[Stored records]
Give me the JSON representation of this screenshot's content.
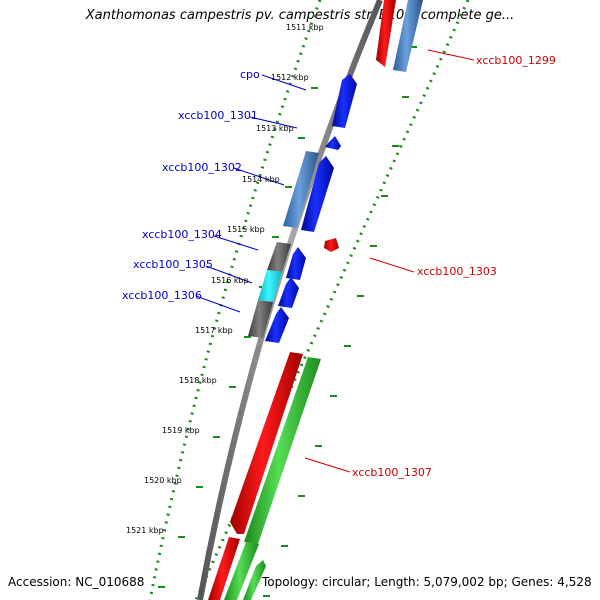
{
  "title": "Xanthomonas campestris pv. campestris str. B100, complete ge...",
  "footer": {
    "accession": "Accession: NC_010688",
    "summary": "Topology: circular; Length: 5,079,002 bp; Genes: 4,528"
  },
  "colors": {
    "forward_cds": "#0a1fe0",
    "reverse_cds": "#e50000",
    "forward_alt": "#4a84c4",
    "green_track": "#33bb33",
    "grey_track": "#606060",
    "cyan_track": "#22ddee",
    "backbone": "#888888",
    "label_forward": "#0000cc",
    "label_reverse": "#cc0000"
  },
  "ticks": [
    "1511 kbp",
    "1512 kbp",
    "1513 kbp",
    "1514 kbp",
    "1515 kbp",
    "1516 kbp",
    "1517 kbp",
    "1518 kbp",
    "1519 kbp",
    "1520 kbp",
    "1521 kbp"
  ],
  "labels": {
    "cpo": "cpo",
    "g1301": "xccb100_1301",
    "g1302": "xccb100_1302",
    "g1304": "xccb100_1304",
    "g1305": "xccb100_1305",
    "g1306": "xccb100_1306",
    "g1299": "xccb100_1299",
    "g1303": "xccb100_1303",
    "g1307": "xccb100_1307"
  }
}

* [Work order] Produce a word-for-word copy of the records, omitting all images.

* [Task result]
Give me the JSON representation of this screenshot's content.
{
  "title": "Xanthomonas campestris pv. campestris str. B100, complete ge...",
  "footer": {
    "accession": "Accession: NC_010688",
    "summary": "Topology: circular; Length: 5,079,002 bp; Genes: 4,528"
  },
  "colors": {
    "forward_cds": "#0a1fe0",
    "reverse_cds": "#e50000",
    "forward_alt": "#4a84c4",
    "green_track": "#33bb33",
    "grey_track": "#606060",
    "cyan_track": "#22ddee",
    "backbone": "#888888",
    "label_forward": "#0000cc",
    "label_reverse": "#cc0000"
  },
  "ticks": [
    "1511 kbp",
    "1512 kbp",
    "1513 kbp",
    "1514 kbp",
    "1515 kbp",
    "1516 kbp",
    "1517 kbp",
    "1518 kbp",
    "1519 kbp",
    "1520 kbp",
    "1521 kbp"
  ],
  "labels": {
    "cpo": "cpo",
    "g1301": "xccb100_1301",
    "g1302": "xccb100_1302",
    "g1304": "xccb100_1304",
    "g1305": "xccb100_1305",
    "g1306": "xccb100_1306",
    "g1299": "xccb100_1299",
    "g1303": "xccb100_1303",
    "g1307": "xccb100_1307"
  }
}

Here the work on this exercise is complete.